* [Task brief]
Copy all of the records below verbatim.

* [Material for the task]
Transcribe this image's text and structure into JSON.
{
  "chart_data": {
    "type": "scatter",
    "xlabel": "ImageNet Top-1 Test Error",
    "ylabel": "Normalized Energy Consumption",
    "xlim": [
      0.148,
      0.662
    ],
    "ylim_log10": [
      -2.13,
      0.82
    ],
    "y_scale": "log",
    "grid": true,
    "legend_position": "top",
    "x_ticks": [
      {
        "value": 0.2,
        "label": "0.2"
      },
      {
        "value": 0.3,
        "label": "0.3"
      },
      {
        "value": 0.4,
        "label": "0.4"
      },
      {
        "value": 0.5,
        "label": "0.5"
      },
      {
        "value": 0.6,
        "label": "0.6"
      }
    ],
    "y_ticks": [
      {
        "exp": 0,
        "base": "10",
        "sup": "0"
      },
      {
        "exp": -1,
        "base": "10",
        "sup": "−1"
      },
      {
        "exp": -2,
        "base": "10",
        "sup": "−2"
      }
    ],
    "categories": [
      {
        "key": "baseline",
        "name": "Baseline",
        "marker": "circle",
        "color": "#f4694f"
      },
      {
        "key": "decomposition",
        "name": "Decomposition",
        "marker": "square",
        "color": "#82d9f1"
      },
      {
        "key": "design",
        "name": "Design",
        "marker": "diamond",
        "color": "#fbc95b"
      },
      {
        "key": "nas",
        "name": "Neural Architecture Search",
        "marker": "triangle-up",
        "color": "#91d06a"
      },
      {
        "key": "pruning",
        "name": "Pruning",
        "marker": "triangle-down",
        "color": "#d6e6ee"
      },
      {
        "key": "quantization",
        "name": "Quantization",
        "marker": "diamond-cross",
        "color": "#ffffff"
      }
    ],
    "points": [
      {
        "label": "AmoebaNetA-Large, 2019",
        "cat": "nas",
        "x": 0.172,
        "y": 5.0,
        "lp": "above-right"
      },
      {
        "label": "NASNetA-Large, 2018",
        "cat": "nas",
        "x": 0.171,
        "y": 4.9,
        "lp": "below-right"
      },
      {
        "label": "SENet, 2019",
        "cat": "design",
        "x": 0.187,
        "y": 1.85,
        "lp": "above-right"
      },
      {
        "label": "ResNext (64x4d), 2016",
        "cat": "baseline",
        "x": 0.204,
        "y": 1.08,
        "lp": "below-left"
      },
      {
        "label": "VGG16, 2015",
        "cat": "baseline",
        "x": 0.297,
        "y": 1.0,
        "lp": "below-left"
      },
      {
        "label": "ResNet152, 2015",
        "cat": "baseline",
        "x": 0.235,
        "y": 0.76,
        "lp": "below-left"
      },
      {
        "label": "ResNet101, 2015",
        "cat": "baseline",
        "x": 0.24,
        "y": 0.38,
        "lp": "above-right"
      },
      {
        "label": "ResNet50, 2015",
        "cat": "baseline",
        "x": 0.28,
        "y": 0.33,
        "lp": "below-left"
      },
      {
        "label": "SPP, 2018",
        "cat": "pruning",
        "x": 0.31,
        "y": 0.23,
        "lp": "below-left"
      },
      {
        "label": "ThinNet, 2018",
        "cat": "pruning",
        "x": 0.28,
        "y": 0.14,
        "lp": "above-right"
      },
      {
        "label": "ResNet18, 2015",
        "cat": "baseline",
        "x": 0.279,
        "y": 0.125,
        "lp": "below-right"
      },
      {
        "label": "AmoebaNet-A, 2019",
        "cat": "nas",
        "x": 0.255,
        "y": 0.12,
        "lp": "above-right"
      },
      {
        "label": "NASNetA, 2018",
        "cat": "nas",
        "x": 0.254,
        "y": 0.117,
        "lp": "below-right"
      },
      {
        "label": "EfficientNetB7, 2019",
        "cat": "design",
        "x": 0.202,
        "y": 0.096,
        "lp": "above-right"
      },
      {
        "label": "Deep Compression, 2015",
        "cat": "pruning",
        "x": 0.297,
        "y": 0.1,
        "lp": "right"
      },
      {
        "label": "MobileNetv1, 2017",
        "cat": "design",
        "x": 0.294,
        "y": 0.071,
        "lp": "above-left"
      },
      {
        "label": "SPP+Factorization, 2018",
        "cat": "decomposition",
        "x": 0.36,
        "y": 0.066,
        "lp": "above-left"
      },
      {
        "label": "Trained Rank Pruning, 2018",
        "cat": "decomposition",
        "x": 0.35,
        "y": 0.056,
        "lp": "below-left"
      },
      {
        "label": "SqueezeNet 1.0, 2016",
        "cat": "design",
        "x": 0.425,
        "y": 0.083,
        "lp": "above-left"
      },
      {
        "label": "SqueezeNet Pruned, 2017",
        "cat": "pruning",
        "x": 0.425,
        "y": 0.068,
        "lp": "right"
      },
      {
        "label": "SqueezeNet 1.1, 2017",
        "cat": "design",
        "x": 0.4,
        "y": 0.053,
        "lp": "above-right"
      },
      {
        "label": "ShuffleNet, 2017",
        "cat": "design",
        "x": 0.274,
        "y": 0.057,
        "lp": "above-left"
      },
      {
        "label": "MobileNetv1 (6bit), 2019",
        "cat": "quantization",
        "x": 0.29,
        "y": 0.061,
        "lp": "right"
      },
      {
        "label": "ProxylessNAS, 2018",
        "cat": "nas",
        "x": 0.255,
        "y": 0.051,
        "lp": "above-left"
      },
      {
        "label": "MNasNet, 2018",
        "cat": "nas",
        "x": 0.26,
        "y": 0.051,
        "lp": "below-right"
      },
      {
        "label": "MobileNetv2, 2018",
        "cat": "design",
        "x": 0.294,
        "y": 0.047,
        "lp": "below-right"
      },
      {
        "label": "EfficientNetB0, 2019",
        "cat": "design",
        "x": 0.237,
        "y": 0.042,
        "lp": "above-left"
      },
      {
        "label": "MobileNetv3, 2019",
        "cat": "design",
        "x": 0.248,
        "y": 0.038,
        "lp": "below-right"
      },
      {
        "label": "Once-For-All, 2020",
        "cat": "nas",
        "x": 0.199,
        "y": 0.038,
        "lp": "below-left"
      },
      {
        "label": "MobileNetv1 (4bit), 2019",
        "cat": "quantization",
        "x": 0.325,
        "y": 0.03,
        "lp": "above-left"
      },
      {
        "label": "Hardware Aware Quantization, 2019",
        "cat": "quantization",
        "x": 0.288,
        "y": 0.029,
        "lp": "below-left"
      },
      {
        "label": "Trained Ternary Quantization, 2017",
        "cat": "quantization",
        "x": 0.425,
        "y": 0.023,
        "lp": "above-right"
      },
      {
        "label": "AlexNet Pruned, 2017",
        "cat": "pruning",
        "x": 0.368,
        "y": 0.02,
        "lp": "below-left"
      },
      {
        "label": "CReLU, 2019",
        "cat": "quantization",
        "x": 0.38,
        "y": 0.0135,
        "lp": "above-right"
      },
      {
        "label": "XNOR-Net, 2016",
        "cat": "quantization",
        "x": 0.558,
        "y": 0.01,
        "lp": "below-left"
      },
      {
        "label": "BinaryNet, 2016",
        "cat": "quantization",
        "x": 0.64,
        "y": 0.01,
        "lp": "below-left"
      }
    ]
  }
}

* [Solution]
Transcribe this image's text and structure into JSON.
{
  "chart_data": {
    "type": "scatter",
    "xlabel": "ImageNet Top-1 Test Error",
    "ylabel": "Normalized Energy Consumption",
    "xlim": [
      0.148,
      0.662
    ],
    "ylim_log10": [
      -2.13,
      0.82
    ],
    "y_scale": "log",
    "grid": true,
    "legend_position": "top",
    "x_ticks": [
      {
        "value": 0.2,
        "label": "0.2"
      },
      {
        "value": 0.3,
        "label": "0.3"
      },
      {
        "value": 0.4,
        "label": "0.4"
      },
      {
        "value": 0.5,
        "label": "0.5"
      },
      {
        "value": 0.6,
        "label": "0.6"
      }
    ],
    "y_ticks": [
      {
        "exp": 0,
        "base": "10",
        "sup": "0"
      },
      {
        "exp": -1,
        "base": "10",
        "sup": "−1"
      },
      {
        "exp": -2,
        "base": "10",
        "sup": "−2"
      }
    ],
    "categories": [
      {
        "key": "baseline",
        "name": "Baseline",
        "marker": "circle",
        "color": "#f4694f"
      },
      {
        "key": "decomposition",
        "name": "Decomposition",
        "marker": "square",
        "color": "#82d9f1"
      },
      {
        "key": "design",
        "name": "Design",
        "marker": "diamond",
        "color": "#fbc95b"
      },
      {
        "key": "nas",
        "name": "Neural Architecture Search",
        "marker": "triangle-up",
        "color": "#91d06a"
      },
      {
        "key": "pruning",
        "name": "Pruning",
        "marker": "triangle-down",
        "color": "#d6e6ee"
      },
      {
        "key": "quantization",
        "name": "Quantization",
        "marker": "diamond-cross",
        "color": "#ffffff"
      }
    ],
    "points": [
      {
        "label": "AmoebaNetA-Large, 2019",
        "cat": "nas",
        "x": 0.172,
        "y": 5.0,
        "lp": "above-right"
      },
      {
        "label": "NASNetA-Large, 2018",
        "cat": "nas",
        "x": 0.171,
        "y": 4.9,
        "lp": "below-right"
      },
      {
        "label": "SENet, 2019",
        "cat": "design",
        "x": 0.187,
        "y": 1.85,
        "lp": "above-right"
      },
      {
        "label": "ResNext (64x4d), 2016",
        "cat": "baseline",
        "x": 0.204,
        "y": 1.08,
        "lp": "below-left"
      },
      {
        "label": "VGG16, 2015",
        "cat": "baseline",
        "x": 0.297,
        "y": 1.0,
        "lp": "below-left"
      },
      {
        "label": "ResNet152, 2015",
        "cat": "baseline",
        "x": 0.235,
        "y": 0.76,
        "lp": "below-left"
      },
      {
        "label": "ResNet101, 2015",
        "cat": "baseline",
        "x": 0.24,
        "y": 0.38,
        "lp": "above-right"
      },
      {
        "label": "ResNet50, 2015",
        "cat": "baseline",
        "x": 0.28,
        "y": 0.33,
        "lp": "below-left"
      },
      {
        "label": "SPP, 2018",
        "cat": "pruning",
        "x": 0.31,
        "y": 0.23,
        "lp": "below-left"
      },
      {
        "label": "ThinNet, 2018",
        "cat": "pruning",
        "x": 0.28,
        "y": 0.14,
        "lp": "above-right"
      },
      {
        "label": "ResNet18, 2015",
        "cat": "baseline",
        "x": 0.279,
        "y": 0.125,
        "lp": "below-right"
      },
      {
        "label": "AmoebaNet-A, 2019",
        "cat": "nas",
        "x": 0.255,
        "y": 0.12,
        "lp": "above-right"
      },
      {
        "label": "NASNetA, 2018",
        "cat": "nas",
        "x": 0.254,
        "y": 0.117,
        "lp": "below-right"
      },
      {
        "label": "EfficientNetB7, 2019",
        "cat": "design",
        "x": 0.202,
        "y": 0.096,
        "lp": "above-right"
      },
      {
        "label": "Deep Compression, 2015",
        "cat": "pruning",
        "x": 0.297,
        "y": 0.1,
        "lp": "right"
      },
      {
        "label": "MobileNetv1, 2017",
        "cat": "design",
        "x": 0.294,
        "y": 0.071,
        "lp": "above-left"
      },
      {
        "label": "SPP+Factorization, 2018",
        "cat": "decomposition",
        "x": 0.36,
        "y": 0.066,
        "lp": "above-left"
      },
      {
        "label": "Trained Rank Pruning, 2018",
        "cat": "decomposition",
        "x": 0.35,
        "y": 0.056,
        "lp": "below-left"
      },
      {
        "label": "SqueezeNet 1.0, 2016",
        "cat": "design",
        "x": 0.425,
        "y": 0.083,
        "lp": "above-left"
      },
      {
        "label": "SqueezeNet Pruned, 2017",
        "cat": "pruning",
        "x": 0.425,
        "y": 0.068,
        "lp": "right"
      },
      {
        "label": "SqueezeNet 1.1, 2017",
        "cat": "design",
        "x": 0.4,
        "y": 0.053,
        "lp": "above-right"
      },
      {
        "label": "ShuffleNet, 2017",
        "cat": "design",
        "x": 0.274,
        "y": 0.057,
        "lp": "above-left"
      },
      {
        "label": "MobileNetv1 (6bit), 2019",
        "cat": "quantization",
        "x": 0.29,
        "y": 0.061,
        "lp": "right"
      },
      {
        "label": "ProxylessNAS, 2018",
        "cat": "nas",
        "x": 0.255,
        "y": 0.051,
        "lp": "above-left"
      },
      {
        "label": "MNasNet, 2018",
        "cat": "nas",
        "x": 0.26,
        "y": 0.051,
        "lp": "below-right"
      },
      {
        "label": "MobileNetv2, 2018",
        "cat": "design",
        "x": 0.294,
        "y": 0.047,
        "lp": "below-right"
      },
      {
        "label": "EfficientNetB0, 2019",
        "cat": "design",
        "x": 0.237,
        "y": 0.042,
        "lp": "above-left"
      },
      {
        "label": "MobileNetv3, 2019",
        "cat": "design",
        "x": 0.248,
        "y": 0.038,
        "lp": "below-right"
      },
      {
        "label": "Once-For-All, 2020",
        "cat": "nas",
        "x": 0.199,
        "y": 0.038,
        "lp": "below-left"
      },
      {
        "label": "MobileNetv1 (4bit), 2019",
        "cat": "quantization",
        "x": 0.325,
        "y": 0.03,
        "lp": "above-left"
      },
      {
        "label": "Hardware Aware Quantization, 2019",
        "cat": "quantization",
        "x": 0.288,
        "y": 0.029,
        "lp": "below-left"
      },
      {
        "label": "Trained Ternary Quantization, 2017",
        "cat": "quantization",
        "x": 0.425,
        "y": 0.023,
        "lp": "above-right"
      },
      {
        "label": "AlexNet Pruned, 2017",
        "cat": "pruning",
        "x": 0.368,
        "y": 0.02,
        "lp": "below-left"
      },
      {
        "label": "CReLU, 2019",
        "cat": "quantization",
        "x": 0.38,
        "y": 0.0135,
        "lp": "above-right"
      },
      {
        "label": "XNOR-Net, 2016",
        "cat": "quantization",
        "x": 0.558,
        "y": 0.01,
        "lp": "below-left"
      },
      {
        "label": "BinaryNet, 2016",
        "cat": "quantization",
        "x": 0.64,
        "y": 0.01,
        "lp": "below-left"
      }
    ]
  }
}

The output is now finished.